TASK DESCRIPTION >> Report, as a bare number, how many lines of the material below contain the word "screenshot".

+-------+

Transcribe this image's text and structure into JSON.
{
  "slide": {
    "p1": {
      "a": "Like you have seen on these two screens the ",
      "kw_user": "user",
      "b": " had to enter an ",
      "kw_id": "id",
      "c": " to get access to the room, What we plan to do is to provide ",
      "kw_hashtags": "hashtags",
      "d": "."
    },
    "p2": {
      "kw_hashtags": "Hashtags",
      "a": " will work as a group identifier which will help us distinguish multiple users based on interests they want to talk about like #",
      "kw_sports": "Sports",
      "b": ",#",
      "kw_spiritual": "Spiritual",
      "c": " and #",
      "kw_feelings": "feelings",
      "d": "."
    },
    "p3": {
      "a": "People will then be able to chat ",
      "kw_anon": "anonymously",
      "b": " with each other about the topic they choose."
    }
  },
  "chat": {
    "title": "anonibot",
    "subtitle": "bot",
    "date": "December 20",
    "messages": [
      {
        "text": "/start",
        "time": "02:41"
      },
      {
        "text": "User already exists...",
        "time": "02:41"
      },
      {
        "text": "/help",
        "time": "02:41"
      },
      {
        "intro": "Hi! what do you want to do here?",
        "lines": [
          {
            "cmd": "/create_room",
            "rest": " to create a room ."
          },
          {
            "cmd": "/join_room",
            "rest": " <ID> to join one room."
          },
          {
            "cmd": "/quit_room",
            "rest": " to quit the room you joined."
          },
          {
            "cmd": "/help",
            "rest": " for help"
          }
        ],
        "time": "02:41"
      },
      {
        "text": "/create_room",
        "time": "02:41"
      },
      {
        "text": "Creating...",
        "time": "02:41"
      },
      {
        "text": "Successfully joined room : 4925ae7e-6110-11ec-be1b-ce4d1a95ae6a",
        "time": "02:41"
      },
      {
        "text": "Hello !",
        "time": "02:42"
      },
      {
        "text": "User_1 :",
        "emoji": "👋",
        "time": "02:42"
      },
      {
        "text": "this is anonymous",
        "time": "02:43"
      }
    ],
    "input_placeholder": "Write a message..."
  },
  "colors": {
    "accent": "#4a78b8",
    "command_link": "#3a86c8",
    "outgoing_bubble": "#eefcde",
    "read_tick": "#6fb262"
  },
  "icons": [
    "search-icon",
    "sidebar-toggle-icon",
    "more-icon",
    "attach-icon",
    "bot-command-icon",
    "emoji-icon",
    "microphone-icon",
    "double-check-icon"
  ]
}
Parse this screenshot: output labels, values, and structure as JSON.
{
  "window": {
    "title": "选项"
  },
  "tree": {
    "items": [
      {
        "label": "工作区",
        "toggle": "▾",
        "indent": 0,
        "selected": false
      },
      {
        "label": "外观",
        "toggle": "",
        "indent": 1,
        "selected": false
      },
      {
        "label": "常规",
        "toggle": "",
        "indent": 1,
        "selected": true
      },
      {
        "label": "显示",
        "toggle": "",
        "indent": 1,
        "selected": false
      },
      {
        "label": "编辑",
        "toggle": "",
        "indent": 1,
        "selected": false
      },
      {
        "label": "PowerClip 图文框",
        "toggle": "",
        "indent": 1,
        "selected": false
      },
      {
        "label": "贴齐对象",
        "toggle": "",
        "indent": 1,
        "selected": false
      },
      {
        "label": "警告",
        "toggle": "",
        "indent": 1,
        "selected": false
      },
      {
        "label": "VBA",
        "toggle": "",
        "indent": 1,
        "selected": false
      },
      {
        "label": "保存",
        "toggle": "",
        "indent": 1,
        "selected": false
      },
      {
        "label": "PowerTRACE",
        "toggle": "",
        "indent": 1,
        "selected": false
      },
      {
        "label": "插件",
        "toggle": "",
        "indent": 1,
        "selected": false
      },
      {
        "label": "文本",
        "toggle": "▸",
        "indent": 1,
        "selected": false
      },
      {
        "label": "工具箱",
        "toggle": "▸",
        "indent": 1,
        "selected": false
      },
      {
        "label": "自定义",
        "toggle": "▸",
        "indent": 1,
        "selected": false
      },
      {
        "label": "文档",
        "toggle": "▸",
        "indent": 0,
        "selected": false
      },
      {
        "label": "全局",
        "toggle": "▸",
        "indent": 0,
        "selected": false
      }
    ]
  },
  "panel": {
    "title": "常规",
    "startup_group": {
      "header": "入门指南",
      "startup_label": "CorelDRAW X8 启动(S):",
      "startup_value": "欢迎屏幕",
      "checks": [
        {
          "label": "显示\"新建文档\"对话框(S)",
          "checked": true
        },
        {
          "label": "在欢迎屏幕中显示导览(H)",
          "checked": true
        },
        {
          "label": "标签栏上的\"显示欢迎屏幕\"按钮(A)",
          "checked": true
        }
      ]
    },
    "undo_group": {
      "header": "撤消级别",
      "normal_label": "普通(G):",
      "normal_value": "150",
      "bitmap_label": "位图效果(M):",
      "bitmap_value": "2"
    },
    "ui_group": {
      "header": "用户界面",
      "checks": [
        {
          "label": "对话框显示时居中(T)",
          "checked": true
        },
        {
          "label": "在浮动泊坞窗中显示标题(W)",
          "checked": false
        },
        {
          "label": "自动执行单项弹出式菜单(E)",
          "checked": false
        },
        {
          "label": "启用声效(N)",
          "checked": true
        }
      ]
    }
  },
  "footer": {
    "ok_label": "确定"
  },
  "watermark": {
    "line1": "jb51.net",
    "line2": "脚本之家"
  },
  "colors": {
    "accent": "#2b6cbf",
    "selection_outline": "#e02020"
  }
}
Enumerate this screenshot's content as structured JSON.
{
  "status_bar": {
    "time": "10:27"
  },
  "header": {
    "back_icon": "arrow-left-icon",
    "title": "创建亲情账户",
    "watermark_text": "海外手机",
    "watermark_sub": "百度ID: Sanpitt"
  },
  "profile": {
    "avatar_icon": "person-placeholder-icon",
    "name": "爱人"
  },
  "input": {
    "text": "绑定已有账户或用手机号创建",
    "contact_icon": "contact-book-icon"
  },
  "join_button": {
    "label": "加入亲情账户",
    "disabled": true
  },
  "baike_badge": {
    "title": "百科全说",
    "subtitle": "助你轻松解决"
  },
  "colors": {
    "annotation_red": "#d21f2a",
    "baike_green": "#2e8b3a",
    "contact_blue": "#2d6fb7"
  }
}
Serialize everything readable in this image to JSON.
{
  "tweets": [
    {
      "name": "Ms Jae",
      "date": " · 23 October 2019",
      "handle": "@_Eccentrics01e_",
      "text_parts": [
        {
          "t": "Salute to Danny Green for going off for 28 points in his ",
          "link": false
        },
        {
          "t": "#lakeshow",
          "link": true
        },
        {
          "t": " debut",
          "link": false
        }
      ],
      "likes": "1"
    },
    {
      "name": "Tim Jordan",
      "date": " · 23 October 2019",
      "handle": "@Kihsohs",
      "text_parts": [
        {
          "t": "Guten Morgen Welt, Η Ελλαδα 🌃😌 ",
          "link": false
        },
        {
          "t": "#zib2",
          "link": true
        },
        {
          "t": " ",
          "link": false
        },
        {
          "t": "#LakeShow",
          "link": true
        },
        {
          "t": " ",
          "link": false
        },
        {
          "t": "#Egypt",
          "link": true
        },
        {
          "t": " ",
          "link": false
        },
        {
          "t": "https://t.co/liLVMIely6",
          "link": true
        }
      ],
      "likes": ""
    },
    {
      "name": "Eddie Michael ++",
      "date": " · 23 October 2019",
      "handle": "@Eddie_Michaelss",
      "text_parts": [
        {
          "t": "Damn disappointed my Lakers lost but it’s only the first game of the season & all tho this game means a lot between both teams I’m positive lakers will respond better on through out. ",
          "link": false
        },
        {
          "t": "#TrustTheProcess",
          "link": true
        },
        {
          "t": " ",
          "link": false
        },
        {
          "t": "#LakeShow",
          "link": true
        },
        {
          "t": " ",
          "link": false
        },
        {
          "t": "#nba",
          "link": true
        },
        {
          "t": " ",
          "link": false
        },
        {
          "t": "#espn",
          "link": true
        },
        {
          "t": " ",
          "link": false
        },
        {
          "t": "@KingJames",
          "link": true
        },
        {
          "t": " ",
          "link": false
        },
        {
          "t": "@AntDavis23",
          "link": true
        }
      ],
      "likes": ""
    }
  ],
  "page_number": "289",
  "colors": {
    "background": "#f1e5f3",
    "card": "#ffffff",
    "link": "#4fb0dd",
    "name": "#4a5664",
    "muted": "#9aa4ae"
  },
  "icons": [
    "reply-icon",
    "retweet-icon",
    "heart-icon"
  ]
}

+-------+

EXERCISE OUTPUT >> 2